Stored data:
□ □ □ □ □ □ □
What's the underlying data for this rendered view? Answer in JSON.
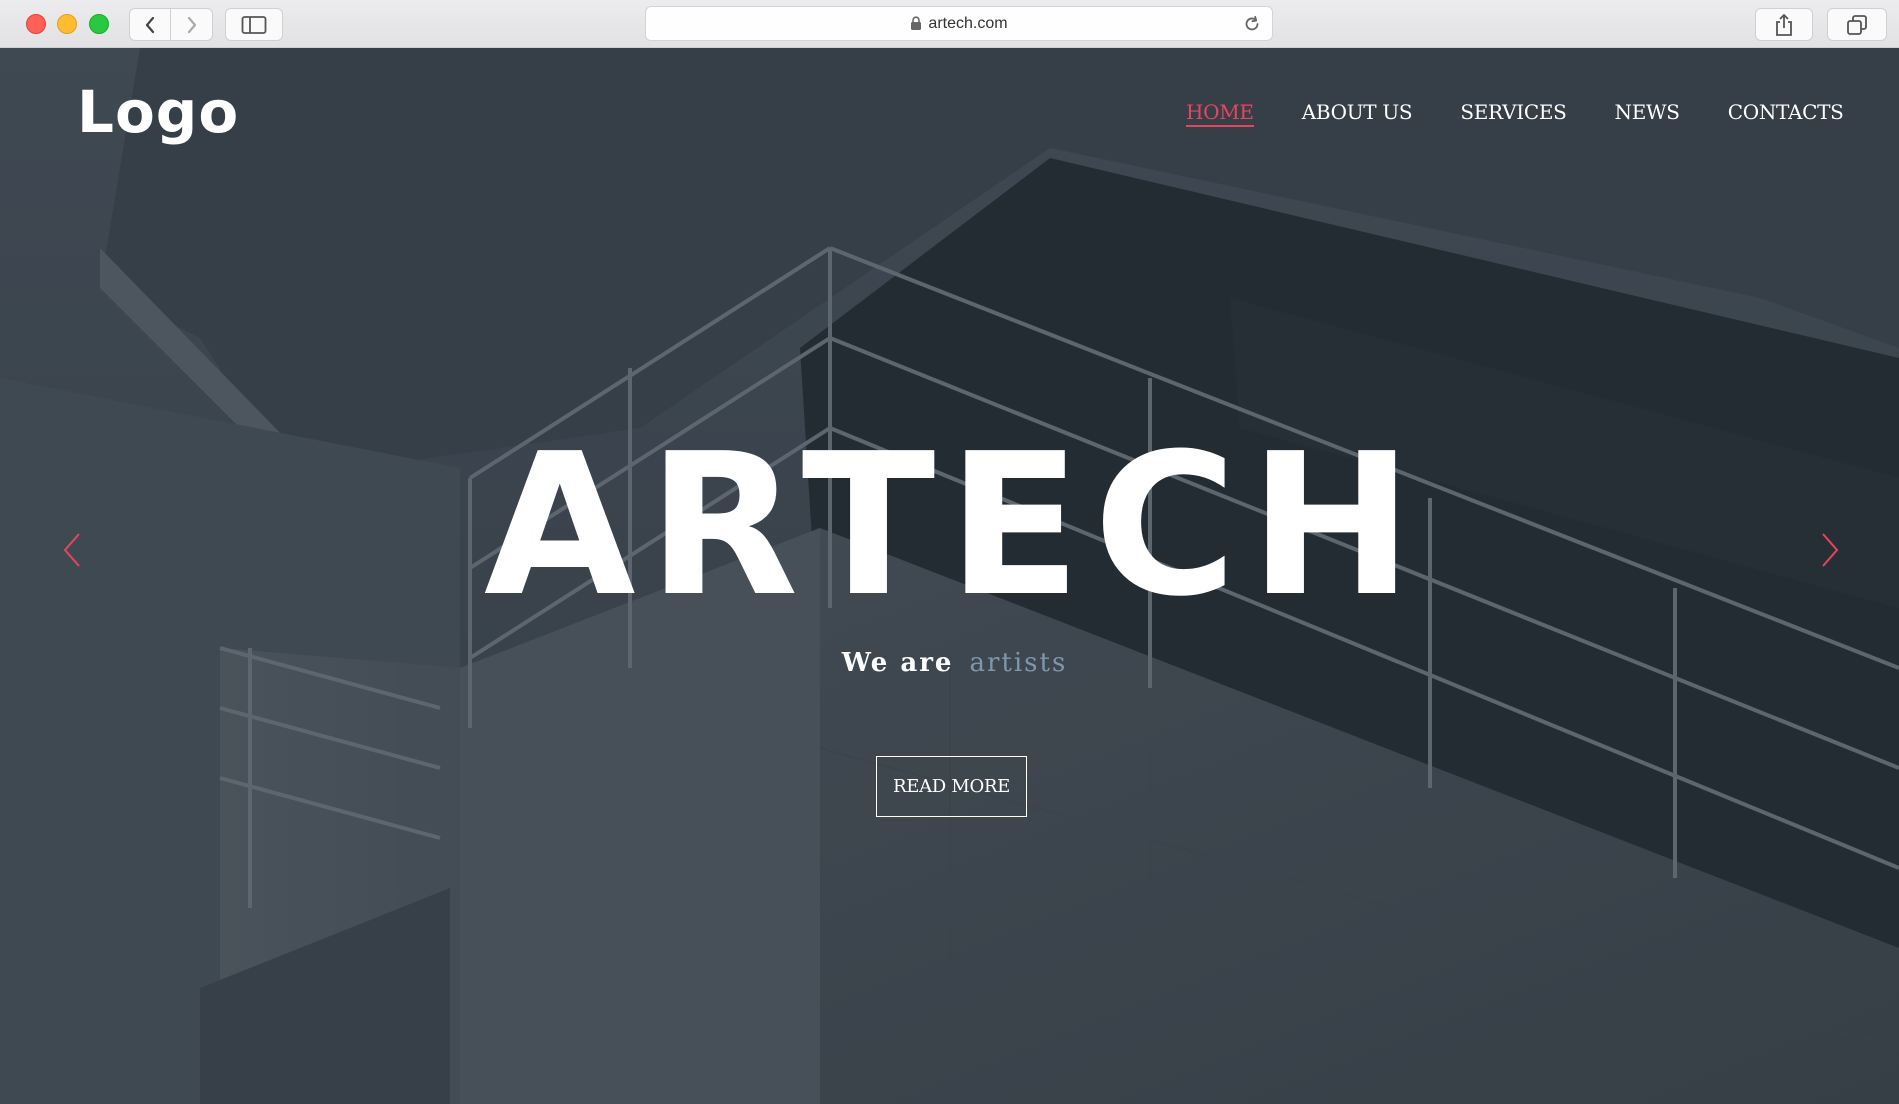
{
  "browser": {
    "url": "artech.com",
    "icons": {
      "back": "chevron-left-icon",
      "forward": "chevron-right-icon",
      "sidebar": "sidebar-icon",
      "lock": "lock-icon",
      "reload": "reload-icon",
      "share": "share-icon",
      "tabs": "tabs-icon"
    }
  },
  "site": {
    "logo": "Logo",
    "nav": [
      {
        "label": "HOME",
        "active": true
      },
      {
        "label": "ABOUT US",
        "active": false
      },
      {
        "label": "SERVICES",
        "active": false
      },
      {
        "label": "NEWS",
        "active": false
      },
      {
        "label": "CONTACTS",
        "active": false
      }
    ],
    "hero": {
      "title": "ARTECH",
      "tagline_lead": "We are",
      "tagline_accent": "artists",
      "cta_label": "READ MORE"
    }
  },
  "colors": {
    "accent": "#e8455d",
    "tagline_accent": "#7f97ad",
    "overlay": "#3e4750"
  }
}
□ □ □ □ □ □ □
Your objective: Extract the entries in full, exactly as they are, minus the pictures.

Expected output:
What's the underlying data for this rendered view? Answer in JSON.
{
  "browser": {
    "url": "artech.com",
    "icons": {
      "back": "chevron-left-icon",
      "forward": "chevron-right-icon",
      "sidebar": "sidebar-icon",
      "lock": "lock-icon",
      "reload": "reload-icon",
      "share": "share-icon",
      "tabs": "tabs-icon"
    }
  },
  "site": {
    "logo": "Logo",
    "nav": [
      {
        "label": "HOME",
        "active": true
      },
      {
        "label": "ABOUT US",
        "active": false
      },
      {
        "label": "SERVICES",
        "active": false
      },
      {
        "label": "NEWS",
        "active": false
      },
      {
        "label": "CONTACTS",
        "active": false
      }
    ],
    "hero": {
      "title": "ARTECH",
      "tagline_lead": "We are",
      "tagline_accent": "artists",
      "cta_label": "READ MORE"
    }
  },
  "colors": {
    "accent": "#e8455d",
    "tagline_accent": "#7f97ad",
    "overlay": "#3e4750"
  }
}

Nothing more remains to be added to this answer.